▸ **Exercise**:
Every entry should be repeated exactly. Omit the pictures.

Figure content listings:
* start *

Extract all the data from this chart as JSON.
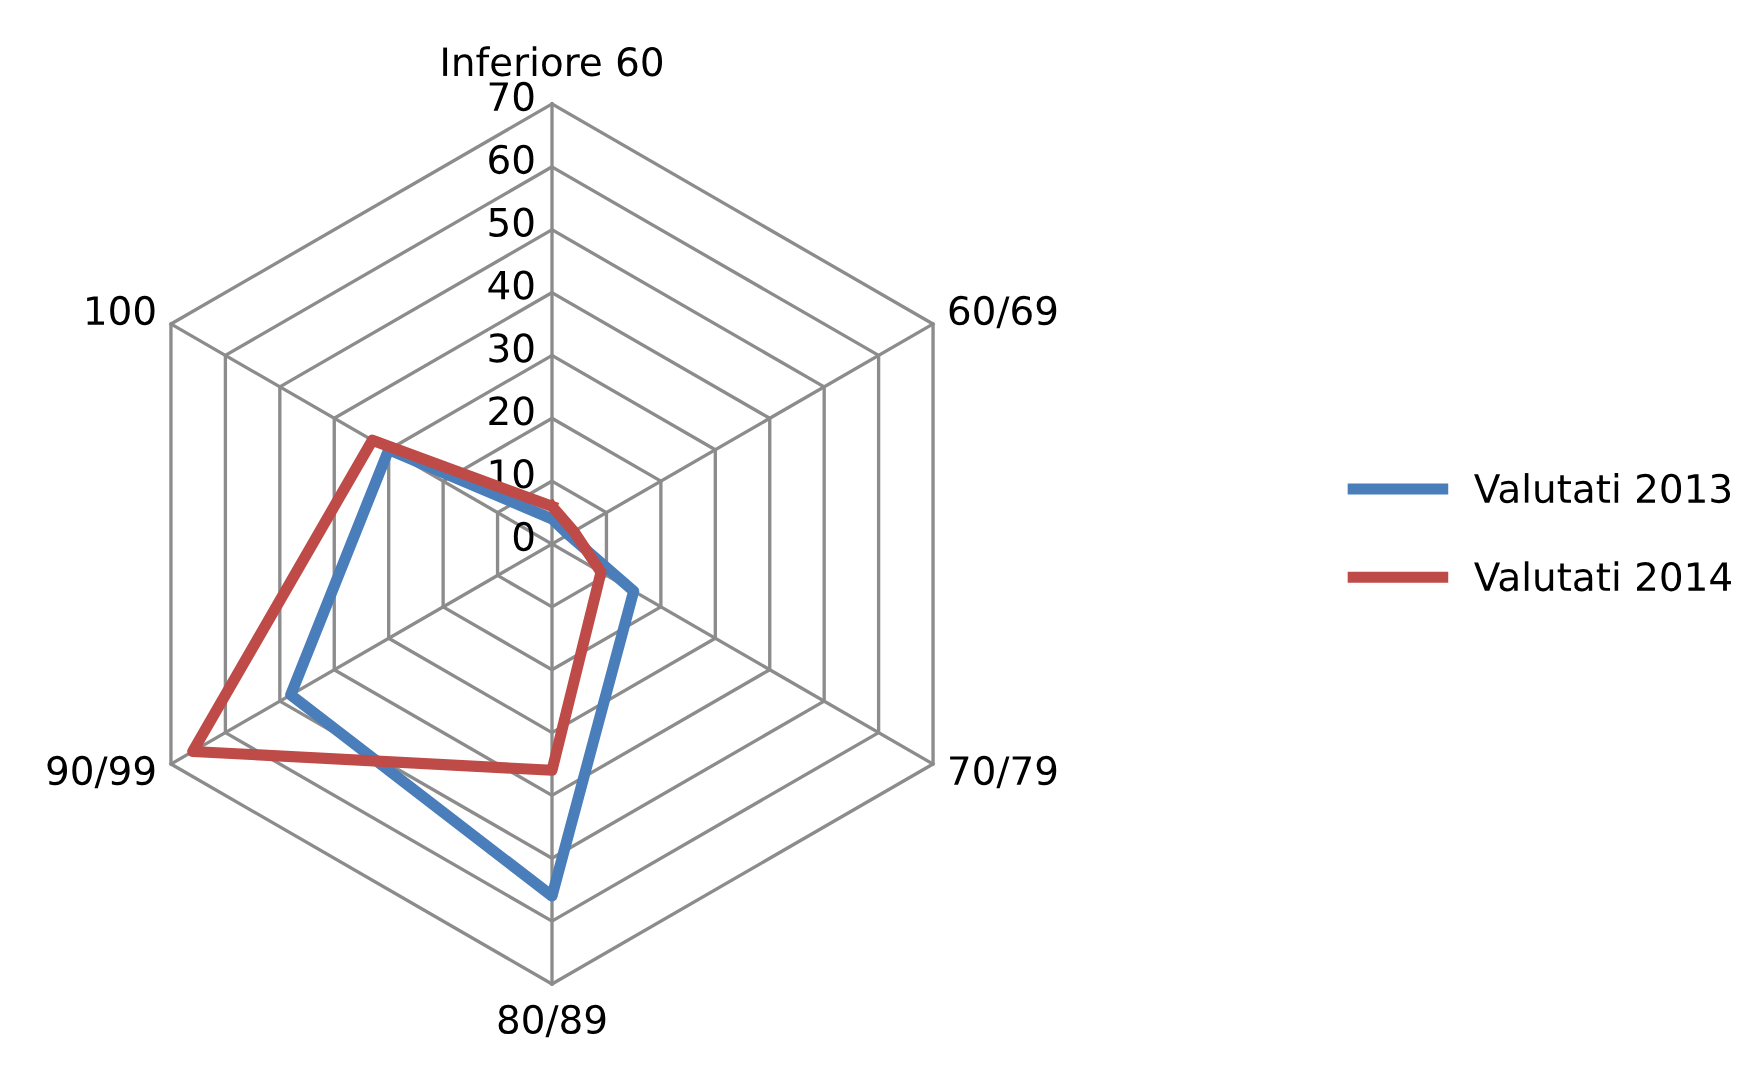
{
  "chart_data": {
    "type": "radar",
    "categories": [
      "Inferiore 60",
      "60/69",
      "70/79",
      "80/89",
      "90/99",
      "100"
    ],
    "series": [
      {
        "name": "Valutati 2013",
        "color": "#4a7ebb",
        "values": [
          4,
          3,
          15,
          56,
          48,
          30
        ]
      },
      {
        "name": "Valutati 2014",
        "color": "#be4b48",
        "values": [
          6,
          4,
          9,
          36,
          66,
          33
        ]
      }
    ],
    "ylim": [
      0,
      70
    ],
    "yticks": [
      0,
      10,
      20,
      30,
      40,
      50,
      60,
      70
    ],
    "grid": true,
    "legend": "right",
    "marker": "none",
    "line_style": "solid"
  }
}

* end *

▸ **Result of the exercise**:
Extract all the data from this chart as JSON.
{
  "chart_data": {
    "type": "radar",
    "categories": [
      "Inferiore 60",
      "60/69",
      "70/79",
      "80/89",
      "90/99",
      "100"
    ],
    "series": [
      {
        "name": "Valutati 2013",
        "color": "#4a7ebb",
        "values": [
          4,
          3,
          15,
          56,
          48,
          30
        ]
      },
      {
        "name": "Valutati 2014",
        "color": "#be4b48",
        "values": [
          6,
          4,
          9,
          36,
          66,
          33
        ]
      }
    ],
    "ylim": [
      0,
      70
    ],
    "yticks": [
      0,
      10,
      20,
      30,
      40,
      50,
      60,
      70
    ],
    "grid": true,
    "legend": "right",
    "marker": "none",
    "line_style": "solid"
  }
}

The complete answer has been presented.